■ **Exercise details**
Transcribe the records in full, keeping every character as it is.

┌─ Input

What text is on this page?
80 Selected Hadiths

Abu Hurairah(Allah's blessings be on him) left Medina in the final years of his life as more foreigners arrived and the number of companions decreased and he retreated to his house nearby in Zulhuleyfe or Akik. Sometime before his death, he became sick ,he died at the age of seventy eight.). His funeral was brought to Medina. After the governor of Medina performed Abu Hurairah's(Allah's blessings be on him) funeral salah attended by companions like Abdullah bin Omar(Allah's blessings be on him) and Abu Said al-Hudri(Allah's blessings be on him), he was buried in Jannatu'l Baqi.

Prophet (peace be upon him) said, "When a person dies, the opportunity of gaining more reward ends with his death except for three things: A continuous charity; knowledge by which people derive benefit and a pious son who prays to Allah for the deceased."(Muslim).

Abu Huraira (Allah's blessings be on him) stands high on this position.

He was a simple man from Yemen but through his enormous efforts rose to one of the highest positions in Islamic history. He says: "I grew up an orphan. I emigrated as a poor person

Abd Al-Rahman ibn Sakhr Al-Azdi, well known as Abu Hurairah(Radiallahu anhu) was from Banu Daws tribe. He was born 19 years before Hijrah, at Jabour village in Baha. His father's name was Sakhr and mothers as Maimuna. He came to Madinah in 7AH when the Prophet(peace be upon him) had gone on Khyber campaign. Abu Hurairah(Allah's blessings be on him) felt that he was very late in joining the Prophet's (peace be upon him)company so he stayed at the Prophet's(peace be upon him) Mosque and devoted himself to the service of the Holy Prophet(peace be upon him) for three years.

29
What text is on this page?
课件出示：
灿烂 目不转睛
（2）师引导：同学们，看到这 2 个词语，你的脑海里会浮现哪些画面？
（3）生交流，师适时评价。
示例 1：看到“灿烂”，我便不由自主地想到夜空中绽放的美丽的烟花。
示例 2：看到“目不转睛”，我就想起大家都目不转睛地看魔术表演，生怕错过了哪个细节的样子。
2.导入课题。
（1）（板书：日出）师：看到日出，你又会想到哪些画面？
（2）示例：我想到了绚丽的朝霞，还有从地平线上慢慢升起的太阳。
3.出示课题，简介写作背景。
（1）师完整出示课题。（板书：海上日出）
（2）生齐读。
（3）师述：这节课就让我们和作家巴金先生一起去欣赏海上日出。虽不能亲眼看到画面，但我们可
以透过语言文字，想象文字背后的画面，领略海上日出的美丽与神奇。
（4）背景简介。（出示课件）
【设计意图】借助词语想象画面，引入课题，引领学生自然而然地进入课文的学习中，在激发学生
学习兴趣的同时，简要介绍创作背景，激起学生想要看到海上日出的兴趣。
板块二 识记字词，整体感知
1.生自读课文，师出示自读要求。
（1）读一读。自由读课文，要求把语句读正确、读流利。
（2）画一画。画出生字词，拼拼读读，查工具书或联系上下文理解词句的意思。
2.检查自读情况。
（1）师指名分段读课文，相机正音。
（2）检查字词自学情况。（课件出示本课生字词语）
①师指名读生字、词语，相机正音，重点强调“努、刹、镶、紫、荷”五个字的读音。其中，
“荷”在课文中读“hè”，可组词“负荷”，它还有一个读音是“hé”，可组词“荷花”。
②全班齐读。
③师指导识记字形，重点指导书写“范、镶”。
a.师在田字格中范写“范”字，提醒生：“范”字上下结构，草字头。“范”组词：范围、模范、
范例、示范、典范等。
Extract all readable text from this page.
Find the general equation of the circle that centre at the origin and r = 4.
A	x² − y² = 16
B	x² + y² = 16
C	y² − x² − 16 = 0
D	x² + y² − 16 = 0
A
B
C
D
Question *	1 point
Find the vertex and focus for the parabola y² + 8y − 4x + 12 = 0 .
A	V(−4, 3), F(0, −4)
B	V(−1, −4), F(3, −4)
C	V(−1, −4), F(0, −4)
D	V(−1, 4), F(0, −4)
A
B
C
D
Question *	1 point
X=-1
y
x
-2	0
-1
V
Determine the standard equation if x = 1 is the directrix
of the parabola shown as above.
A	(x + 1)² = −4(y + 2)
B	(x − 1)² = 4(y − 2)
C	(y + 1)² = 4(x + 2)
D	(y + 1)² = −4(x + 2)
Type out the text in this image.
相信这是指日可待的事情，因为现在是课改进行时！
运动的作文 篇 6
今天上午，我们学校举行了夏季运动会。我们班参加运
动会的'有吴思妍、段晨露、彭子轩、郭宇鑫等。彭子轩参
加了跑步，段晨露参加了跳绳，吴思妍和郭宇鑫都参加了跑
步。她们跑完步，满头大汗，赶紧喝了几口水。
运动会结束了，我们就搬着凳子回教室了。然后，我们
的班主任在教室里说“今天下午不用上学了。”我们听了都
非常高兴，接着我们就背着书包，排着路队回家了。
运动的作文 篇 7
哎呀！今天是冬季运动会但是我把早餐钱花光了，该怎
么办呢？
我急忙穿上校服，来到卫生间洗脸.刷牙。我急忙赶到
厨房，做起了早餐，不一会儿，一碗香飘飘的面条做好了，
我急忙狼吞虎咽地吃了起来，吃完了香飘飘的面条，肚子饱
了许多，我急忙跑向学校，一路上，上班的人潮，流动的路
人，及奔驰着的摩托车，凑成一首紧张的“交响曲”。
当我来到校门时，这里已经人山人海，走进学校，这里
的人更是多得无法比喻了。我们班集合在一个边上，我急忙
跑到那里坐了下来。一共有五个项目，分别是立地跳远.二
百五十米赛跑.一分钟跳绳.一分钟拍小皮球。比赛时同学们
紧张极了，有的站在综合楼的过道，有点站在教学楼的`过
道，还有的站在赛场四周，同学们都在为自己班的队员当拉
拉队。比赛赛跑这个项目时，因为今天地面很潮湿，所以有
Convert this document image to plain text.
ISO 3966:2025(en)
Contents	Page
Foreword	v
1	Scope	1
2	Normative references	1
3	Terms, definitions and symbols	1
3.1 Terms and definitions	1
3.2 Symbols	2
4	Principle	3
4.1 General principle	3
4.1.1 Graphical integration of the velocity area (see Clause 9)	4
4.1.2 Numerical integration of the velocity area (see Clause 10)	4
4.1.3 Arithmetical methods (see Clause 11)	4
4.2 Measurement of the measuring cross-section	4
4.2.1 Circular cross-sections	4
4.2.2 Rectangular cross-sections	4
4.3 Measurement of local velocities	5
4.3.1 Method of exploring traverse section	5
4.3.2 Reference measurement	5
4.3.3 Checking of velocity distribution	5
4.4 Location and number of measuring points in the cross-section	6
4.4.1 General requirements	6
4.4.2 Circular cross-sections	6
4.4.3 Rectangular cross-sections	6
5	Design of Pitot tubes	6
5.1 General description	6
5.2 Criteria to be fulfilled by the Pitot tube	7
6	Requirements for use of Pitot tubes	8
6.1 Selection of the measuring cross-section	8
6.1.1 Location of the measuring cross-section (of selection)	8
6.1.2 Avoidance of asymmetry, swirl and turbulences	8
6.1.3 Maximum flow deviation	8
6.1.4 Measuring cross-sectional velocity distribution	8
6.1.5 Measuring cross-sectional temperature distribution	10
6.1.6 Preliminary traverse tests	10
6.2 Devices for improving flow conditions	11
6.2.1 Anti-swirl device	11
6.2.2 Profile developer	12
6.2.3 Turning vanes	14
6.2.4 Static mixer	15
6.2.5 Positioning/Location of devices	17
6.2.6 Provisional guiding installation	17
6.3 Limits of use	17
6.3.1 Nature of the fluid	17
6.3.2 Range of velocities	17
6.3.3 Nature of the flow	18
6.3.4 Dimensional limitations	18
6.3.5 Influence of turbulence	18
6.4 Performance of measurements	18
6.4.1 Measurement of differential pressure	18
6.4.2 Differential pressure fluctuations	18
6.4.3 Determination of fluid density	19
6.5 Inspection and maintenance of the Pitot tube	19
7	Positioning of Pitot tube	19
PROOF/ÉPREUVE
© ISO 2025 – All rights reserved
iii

└─

■ **Output below**
What text is on this page?
80 Selected Hadiths

Abu Hurairah(Allah's blessings be on him) left Medina in the final years of his life as more foreigners arrived and the number of companions decreased and he retreated to his house nearby in Zulhuleyfe or Akik. Sometime before his death, he became sick ,he died at the age of seventy eight.). His funeral was brought to Medina. After the governor of Medina performed Abu Hurairah's(Allah's blessings be on him) funeral salah attended by companions like Abdullah bin Omar(Allah's blessings be on him) and Abu Said al-Hudri(Allah's blessings be on him), he was buried in Jannatu'l Baqi.

Prophet (peace be upon him) said, "When a person dies, the opportunity of gaining more reward ends with his death except for three things: A continuous charity; knowledge by which people derive benefit and a pious son who prays to Allah for the deceased."(Muslim).

Abu Huraira (Allah's blessings be on him) stands high on this position.

He was a simple man from Yemen but through his enormous efforts rose to one of the highest positions in Islamic history. He says: "I grew up an orphan. I emigrated as a poor person

Abd Al-Rahman ibn Sakhr Al-Azdi, well known as Abu Hurairah(Radiallahu anhu) was from Banu Daws tribe. He was born 19 years before Hijrah, at Jabour village in Baha. His father's name was Sakhr and mothers as Maimuna. He came to Madinah in 7AH when the Prophet(peace be upon him) had gone on Khyber campaign. Abu Hurairah(Allah's blessings be on him) felt that he was very late in joining the Prophet's (peace be upon him)company so he stayed at the Prophet's(peace be upon him) Mosque and devoted himself to the service of the Holy Prophet(peace be upon him) for three years.

29
What text is on this page?
课件出示：
灿烂 目不转睛
（2）师引导：同学们，看到这 2 个词语，你的脑海里会浮现哪些画面？
（3）生交流，师适时评价。
示例 1：看到“灿烂”，我便不由自主地想到夜空中绽放的美丽的烟花。
示例 2：看到“目不转睛”，我就想起大家都目不转睛地看魔术表演，生怕错过了哪个细节的样子。
2.导入课题。
（1）（板书：日出）师：看到日出，你又会想到哪些画面？
（2）示例：我想到了绚丽的朝霞，还有从地平线上慢慢升起的太阳。
3.出示课题，简介写作背景。
（1）师完整出示课题。（板书：海上日出）
（2）生齐读。
（3）师述：这节课就让我们和作家巴金先生一起去欣赏海上日出。虽不能亲眼看到画面，但我们可
以透过语言文字，想象文字背后的画面，领略海上日出的美丽与神奇。
（4）背景简介。（出示课件）
【设计意图】借助词语想象画面，引入课题，引领学生自然而然地进入课文的学习中，在激发学生
学习兴趣的同时，简要介绍创作背景，激起学生想要看到海上日出的兴趣。
板块二 识记字词，整体感知
1.生自读课文，师出示自读要求。
（1）读一读。自由读课文，要求把语句读正确、读流利。
（2）画一画。画出生字词，拼拼读读，查工具书或联系上下文理解词句的意思。
2.检查自读情况。
（1）师指名分段读课文，相机正音。
（2）检查字词自学情况。（课件出示本课生字词语）
①师指名读生字、词语，相机正音，重点强调“努、刹、镶、紫、荷”五个字的读音。其中，
“荷”在课文中读“hè”，可组词“负荷”，它还有一个读音是“hé”，可组词“荷花”。
②全班齐读。
③师指导识记字形，重点指导书写“范、镶”。
a.师在田字格中范写“范”字，提醒生：“范”字上下结构，草字头。“范”组词：范围、模范、
范例、示范、典范等。
Extract all readable text from this page.
Find the general equation of the circle that centre at the origin and r = 4.
A	x² − y² = 16
B	x² + y² = 16
C	y² − x² − 16 = 0
D	x² + y² − 16 = 0
A
B
C
D
Question *	1 point
Find the vertex and focus for the parabola y² + 8y − 4x + 12 = 0 .
A	V(−4, 3), F(0, −4)
B	V(−1, −4), F(3, −4)
C	V(−1, −4), F(0, −4)
D	V(−1, 4), F(0, −4)
A
B
C
D
Question *	1 point
X=-1
y
x
-2	0
-1
V
Determine the standard equation if x = 1 is the directrix
of the parabola shown as above.
A	(x + 1)² = −4(y + 2)
B	(x − 1)² = 4(y − 2)
C	(y + 1)² = 4(x + 2)
D	(y + 1)² = −4(x + 2)
Type out the text in this image.
相信这是指日可待的事情，因为现在是课改进行时！
运动的作文 篇 6
今天上午，我们学校举行了夏季运动会。我们班参加运
动会的'有吴思妍、段晨露、彭子轩、郭宇鑫等。彭子轩参
加了跑步，段晨露参加了跳绳，吴思妍和郭宇鑫都参加了跑
步。她们跑完步，满头大汗，赶紧喝了几口水。
运动会结束了，我们就搬着凳子回教室了。然后，我们
的班主任在教室里说“今天下午不用上学了。”我们听了都
非常高兴，接着我们就背着书包，排着路队回家了。
运动的作文 篇 7
哎呀！今天是冬季运动会但是我把早餐钱花光了，该怎
么办呢？
我急忙穿上校服，来到卫生间洗脸.刷牙。我急忙赶到
厨房，做起了早餐，不一会儿，一碗香飘飘的面条做好了，
我急忙狼吞虎咽地吃了起来，吃完了香飘飘的面条，肚子饱
了许多，我急忙跑向学校，一路上，上班的人潮，流动的路
人，及奔驰着的摩托车，凑成一首紧张的“交响曲”。
当我来到校门时，这里已经人山人海，走进学校，这里
的人更是多得无法比喻了。我们班集合在一个边上，我急忙
跑到那里坐了下来。一共有五个项目，分别是立地跳远.二
百五十米赛跑.一分钟跳绳.一分钟拍小皮球。比赛时同学们
紧张极了，有的站在综合楼的过道，有点站在教学楼的`过
道，还有的站在赛场四周，同学们都在为自己班的队员当拉
拉队。比赛赛跑这个项目时，因为今天地面很潮湿，所以有
Convert this document image to plain text.
ISO 3966:2025(en)
Contents	Page
Foreword	v
1	Scope	1
2	Normative references	1
3	Terms, definitions and symbols	1
3.1 Terms and definitions	1
3.2 Symbols	2
4	Principle	3
4.1 General principle	3
4.1.1 Graphical integration of the velocity area (see Clause 9)	4
4.1.2 Numerical integration of the velocity area (see Clause 10)	4
4.1.3 Arithmetical methods (see Clause 11)	4
4.2 Measurement of the measuring cross-section	4
4.2.1 Circular cross-sections	4
4.2.2 Rectangular cross-sections	4
4.3 Measurement of local velocities	5
4.3.1 Method of exploring traverse section	5
4.3.2 Reference measurement	5
4.3.3 Checking of velocity distribution	5
4.4 Location and number of measuring points in the cross-section	6
4.4.1 General requirements	6
4.4.2 Circular cross-sections	6
4.4.3 Rectangular cross-sections	6
5	Design of Pitot tubes	6
5.1 General description	6
5.2 Criteria to be fulfilled by the Pitot tube	7
6	Requirements for use of Pitot tubes	8
6.1 Selection of the measuring cross-section	8
6.1.1 Location of the measuring cross-section (of selection)	8
6.1.2 Avoidance of asymmetry, swirl and turbulences	8
6.1.3 Maximum flow deviation	8
6.1.4 Measuring cross-sectional velocity distribution	8
6.1.5 Measuring cross-sectional temperature distribution	10
6.1.6 Preliminary traverse tests	10
6.2 Devices for improving flow conditions	11
6.2.1 Anti-swirl device	11
6.2.2 Profile developer	12
6.2.3 Turning vanes	14
6.2.4 Static mixer	15
6.2.5 Positioning/Location of devices	17
6.2.6 Provisional guiding installation	17
6.3 Limits of use	17
6.3.1 Nature of the fluid	17
6.3.2 Range of velocities	17
6.3.3 Nature of the flow	18
6.3.4 Dimensional limitations	18
6.3.5 Influence of turbulence	18
6.4 Performance of measurements	18
6.4.1 Measurement of differential pressure	18
6.4.2 Differential pressure fluctuations	18
6.4.3 Determination of fluid density	19
6.5 Inspection and maintenance of the Pitot tube	19
7	Positioning of Pitot tube	19
PROOF/ÉPREUVE
© ISO 2025 – All rights reserved
iii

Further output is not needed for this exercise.